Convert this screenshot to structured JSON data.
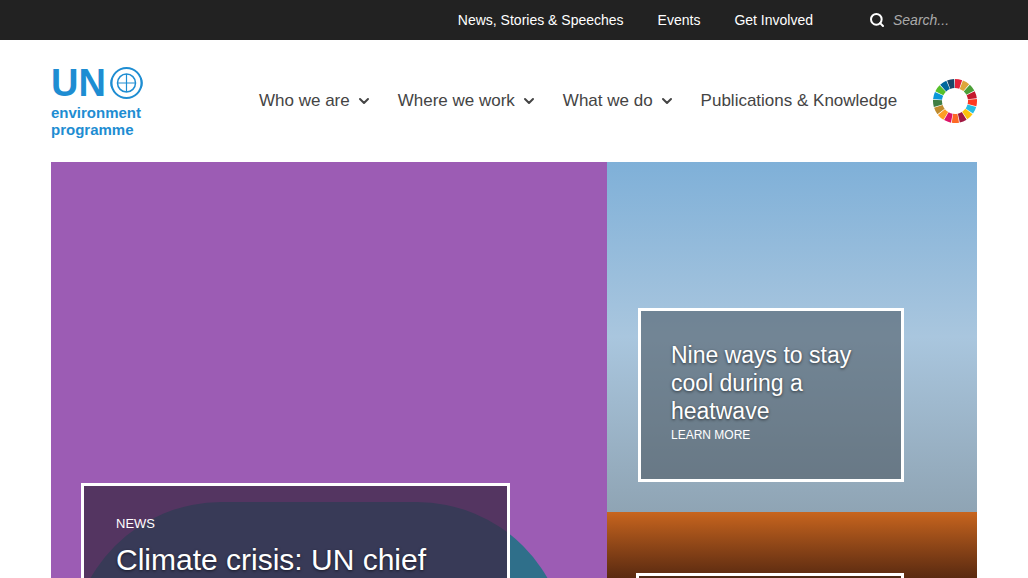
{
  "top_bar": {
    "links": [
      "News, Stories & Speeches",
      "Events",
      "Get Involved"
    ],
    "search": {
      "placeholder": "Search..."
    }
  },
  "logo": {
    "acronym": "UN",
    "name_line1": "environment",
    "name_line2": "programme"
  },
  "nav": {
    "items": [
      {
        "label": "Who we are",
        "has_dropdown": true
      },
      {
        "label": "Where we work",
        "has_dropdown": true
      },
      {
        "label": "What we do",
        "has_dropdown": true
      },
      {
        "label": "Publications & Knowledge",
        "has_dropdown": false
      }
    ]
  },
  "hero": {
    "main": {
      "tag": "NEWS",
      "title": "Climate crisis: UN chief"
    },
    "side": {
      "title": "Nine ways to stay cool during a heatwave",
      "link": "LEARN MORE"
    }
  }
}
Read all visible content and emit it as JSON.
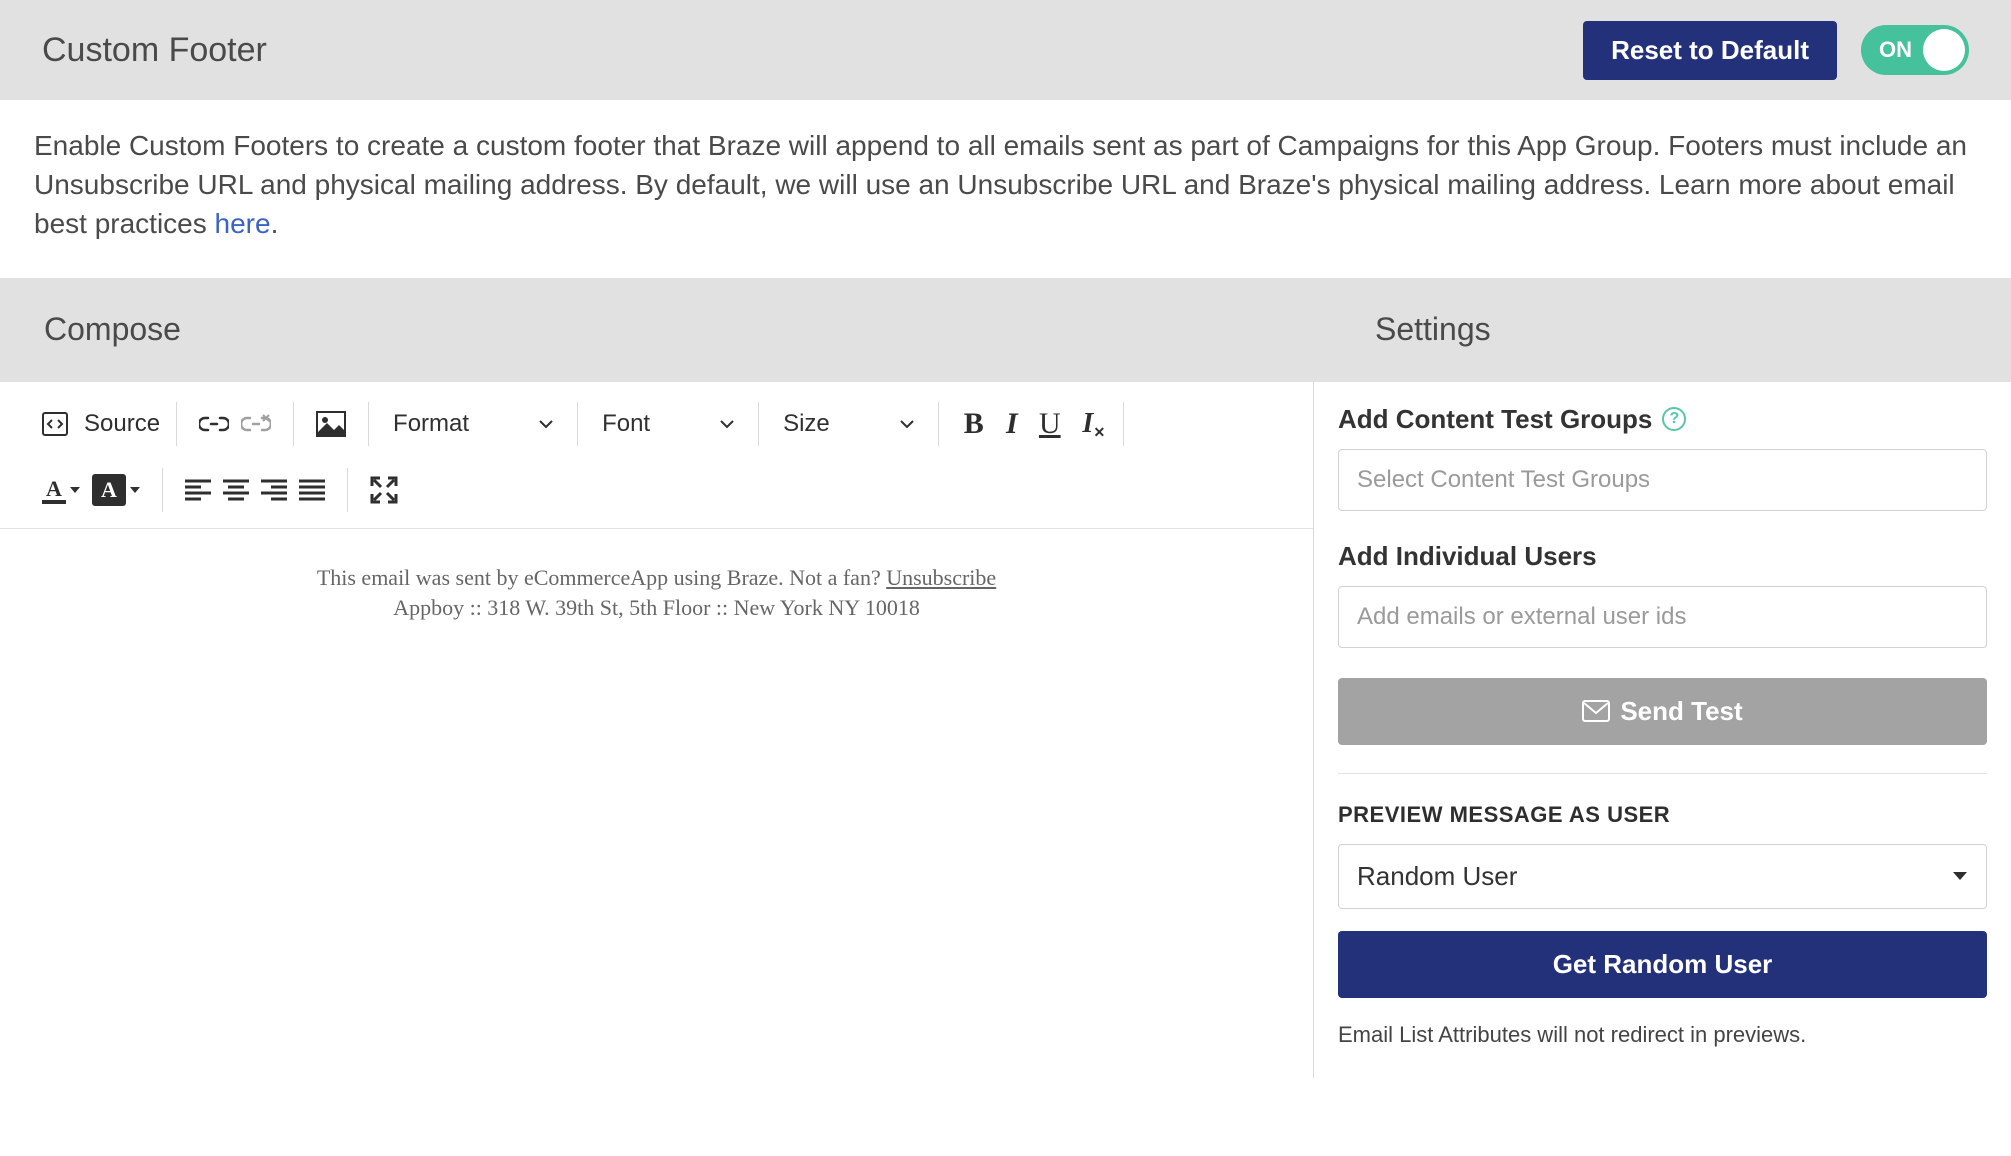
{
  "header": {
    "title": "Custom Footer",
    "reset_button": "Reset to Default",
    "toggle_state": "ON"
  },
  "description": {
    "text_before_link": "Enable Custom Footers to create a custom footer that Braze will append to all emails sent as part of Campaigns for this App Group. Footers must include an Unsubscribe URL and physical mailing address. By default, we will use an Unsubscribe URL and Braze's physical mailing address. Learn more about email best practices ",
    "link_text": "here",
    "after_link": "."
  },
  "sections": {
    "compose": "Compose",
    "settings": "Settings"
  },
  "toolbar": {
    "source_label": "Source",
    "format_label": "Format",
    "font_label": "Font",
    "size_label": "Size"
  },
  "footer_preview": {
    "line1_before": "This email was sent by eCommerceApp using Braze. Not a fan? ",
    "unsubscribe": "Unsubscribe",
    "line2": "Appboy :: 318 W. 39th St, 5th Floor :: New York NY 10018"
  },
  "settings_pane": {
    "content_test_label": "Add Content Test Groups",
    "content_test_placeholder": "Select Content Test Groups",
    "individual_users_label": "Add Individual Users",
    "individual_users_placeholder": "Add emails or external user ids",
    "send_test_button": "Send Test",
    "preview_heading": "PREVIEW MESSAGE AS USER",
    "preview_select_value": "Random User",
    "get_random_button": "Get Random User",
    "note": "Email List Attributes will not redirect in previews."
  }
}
○ ○ ○ ○ ○
• **Task statement**: From the entries, report each line that includes the word "Groups".

• **Solution for this problem**:
    "content_test_label": "Add Content Test Groups",
    "content_test_placeholder": "Select Content Test Groups",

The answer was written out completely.